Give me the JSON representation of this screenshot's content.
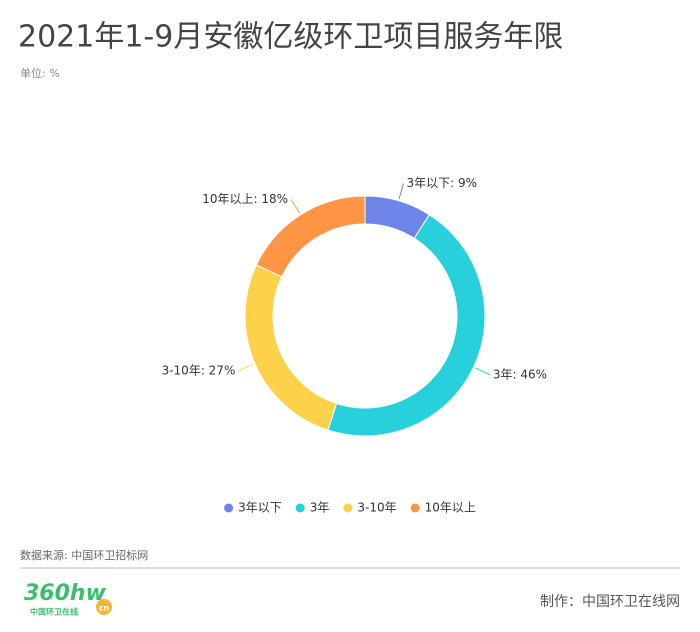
{
  "chart_data": {
    "type": "donut",
    "title": "2021年1-9月安徽亿级环卫项目服务年限",
    "subtitle": "单位: %",
    "categories": [
      "3年以下",
      "3年",
      "3-10年",
      "10年以上"
    ],
    "values": [
      9,
      46,
      27,
      18
    ],
    "value_labels": [
      "3年以下: 9%",
      "3年: 46%",
      "3-10年: 27%",
      "10年以上: 18%"
    ],
    "colors": [
      "#6e84e8",
      "#27d0db",
      "#fdd14a",
      "#fd9545"
    ],
    "legend": "bottom",
    "source": "数据来源: 中国环卫招标网",
    "credit": "制作：中国环卫在线网",
    "logo": {
      "text": "360hw",
      "sub": "中国环卫在线",
      "badge": "cn"
    }
  }
}
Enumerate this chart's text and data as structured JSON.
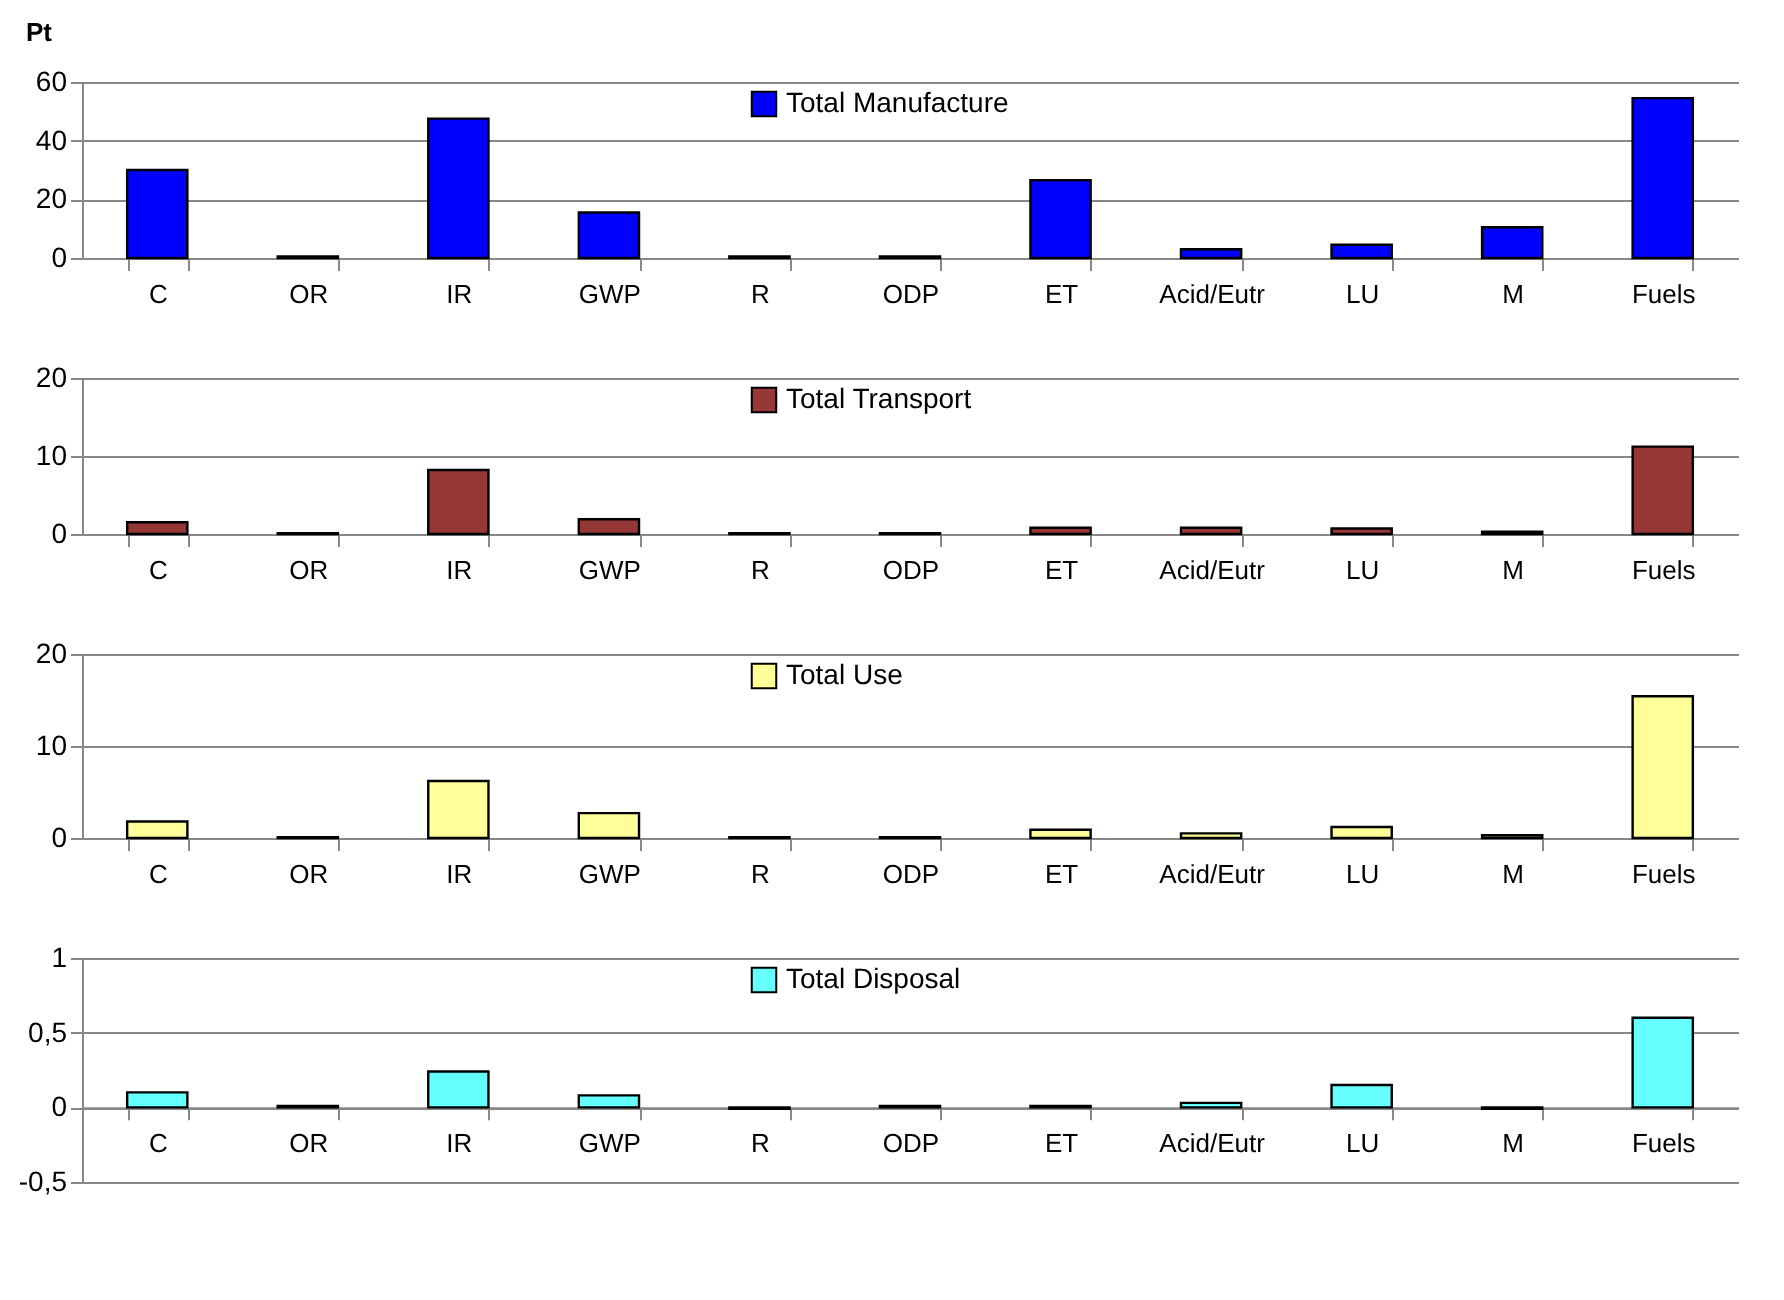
{
  "chart_data": [
    {
      "type": "bar",
      "ylabel": "Pt",
      "categories": [
        "C",
        "OR",
        "IR",
        "GWP",
        "R",
        "ODP",
        "ET",
        "Acid/Eutr",
        "LU",
        "M",
        "Fuels"
      ],
      "series": [
        {
          "name": "Total Manufacture",
          "color": "#0000ff",
          "values": [
            30,
            0.5,
            47.5,
            15.5,
            0.5,
            0.5,
            26.5,
            3,
            4.5,
            10.5,
            54.5
          ]
        }
      ],
      "ylim": [
        0,
        60
      ],
      "yticks": [
        0,
        20,
        40,
        60
      ],
      "grid": "y",
      "legend": "top"
    },
    {
      "type": "bar",
      "categories": [
        "C",
        "OR",
        "IR",
        "GWP",
        "R",
        "ODP",
        "ET",
        "Acid/Eutr",
        "LU",
        "M",
        "Fuels"
      ],
      "series": [
        {
          "name": "Total Transport",
          "color": "#953735",
          "values": [
            1.5,
            0.1,
            8.2,
            1.9,
            0.1,
            0.1,
            0.8,
            0.8,
            0.7,
            0.3,
            11.2
          ]
        }
      ],
      "ylim": [
        0,
        20
      ],
      "yticks": [
        0,
        10,
        20
      ],
      "grid": "y",
      "legend": "top"
    },
    {
      "type": "bar",
      "categories": [
        "C",
        "OR",
        "IR",
        "GWP",
        "R",
        "ODP",
        "ET",
        "Acid/Eutr",
        "LU",
        "M",
        "Fuels"
      ],
      "series": [
        {
          "name": "Total Use",
          "color": "#ffff99",
          "values": [
            1.8,
            0.1,
            6.2,
            2.7,
            0.1,
            0.1,
            0.9,
            0.5,
            1.2,
            0.3,
            15.4
          ]
        }
      ],
      "ylim": [
        0,
        20
      ],
      "yticks": [
        0,
        10,
        20
      ],
      "grid": "y",
      "legend": "top"
    },
    {
      "type": "bar",
      "categories": [
        "C",
        "OR",
        "IR",
        "GWP",
        "R",
        "ODP",
        "ET",
        "Acid/Eutr",
        "LU",
        "M",
        "Fuels"
      ],
      "series": [
        {
          "name": "Total Disposal",
          "color": "#66ffff",
          "values": [
            0.1,
            0.01,
            0.24,
            0.08,
            -0.01,
            0.01,
            0.01,
            0.03,
            0.15,
            -0.01,
            0.6
          ]
        }
      ],
      "ylim": [
        -0.5,
        1
      ],
      "yticks": [
        {
          "value": -0.5,
          "label": "-0,5"
        },
        0,
        {
          "value": 0.5,
          "label": "0,5"
        },
        1
      ],
      "grid": "y",
      "legend": "top"
    }
  ]
}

Short task:
Where a line of the material above holds the string "JSON", copy that line.

Task output:
Give me the JSON representation of this screenshot's content.
Enumerate this chart's text and data as structured JSON.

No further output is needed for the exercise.